*SÉRIE DE PROBLÈMES*.
(a) Répondez aux questions suivantes d'après l'extrait de page :
(i) De quoi le mouvement des Soulèvements de la Terre est-il accusé ?
(ii) Que visait le projet de loi envoyé « au sanibroyeur » ?
(iii) Vers quoi fonce l'A380 évoqué dans le texte ?
(b) Recopiez, s'il vous plaît, le passage de l'extrait de page qui va de « Bon. Dissolution du » jusqu'à « on vit dedans. » inclus.

*EXTRAIT DE PAGE*.
──────────────────────────────

Bon. Dissolution du mouvement des Soulèvements de la Terre, accusés ni plus ni moins que « d’éco-terrorisme », en s’en justifiant par un texte improbable mettant principalement en cause des... livres, bidouillages soviétiques à l’Assemblée pour balancer au sanibroyeur un projet de loi visant à l’annulation de la contre-réforme des retraites, un président qui ne circule plus sans un protocole digne d’un déchet nucléaire mal empaqueté, on ne compte plus les « dérives » -si tant est qu’on puisse dire d’un A380 cramant son kérosène pour foncer à toute vitesse vers la falaise qui lui fait face qu’il « dérive »- du pouvoir en place. Et ceci nous donne la troublante impression de tremper quotidiennement dans ces dystopies (1) qu’on aime tant voir au cinéma, mais qu’on apprécie beaucoup moins quand on vit dedans.

──────────────────────────────

*LIGNES DE DONNÉES*.
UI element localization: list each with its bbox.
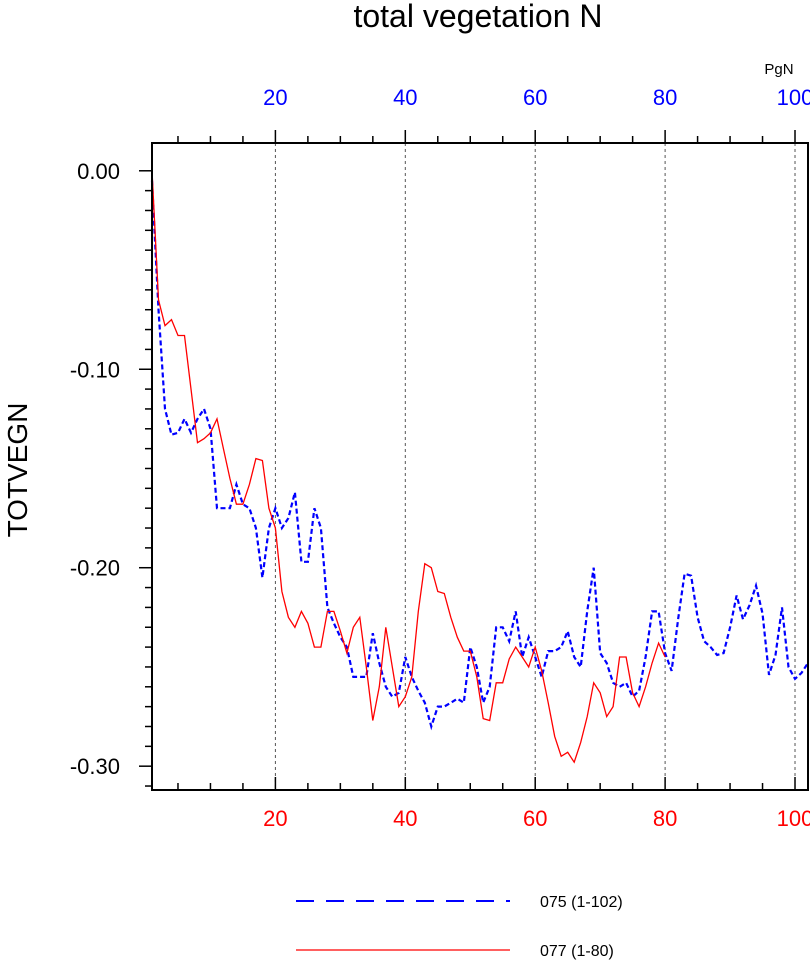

──────────────────────────────

*CORRIGÉ DES EXERCICES*.
(a)
(i) D'« éco-terrorisme ».
(ii) L'annulation de la contre-réforme des retraites.
(iii) Vers la falaise qui lui fait face.

(b)
Bon. Dissolution du mouvement des Soulèvements de la Terre, accusés ni plus ni moins que « d’éco-terrorisme », en s’en justifiant par un texte improbable mettant principalement en cause des... livres, bidouillages soviétiques à l’Assemblée pour balancer au sanibroyeur un projet de loi visant à l’annulation de la contre-réforme des retraites, un président qui ne circule plus sans un protocole digne d’un déchet nucléaire mal empaqueté, on ne compte plus les « dérives » -si tant est qu’on puisse dire d’un A380 cramant son kérosène pour foncer à toute vitesse vers la falaise qui lui fait face qu’il « dérive »- du pouvoir en place. Et ceci nous donne la troublante impression de tremper quotidiennement dans ces dystopies (1) qu’on aime tant voir au cinéma, mais qu’on apprécie beaucoup moins quand on vit dedans.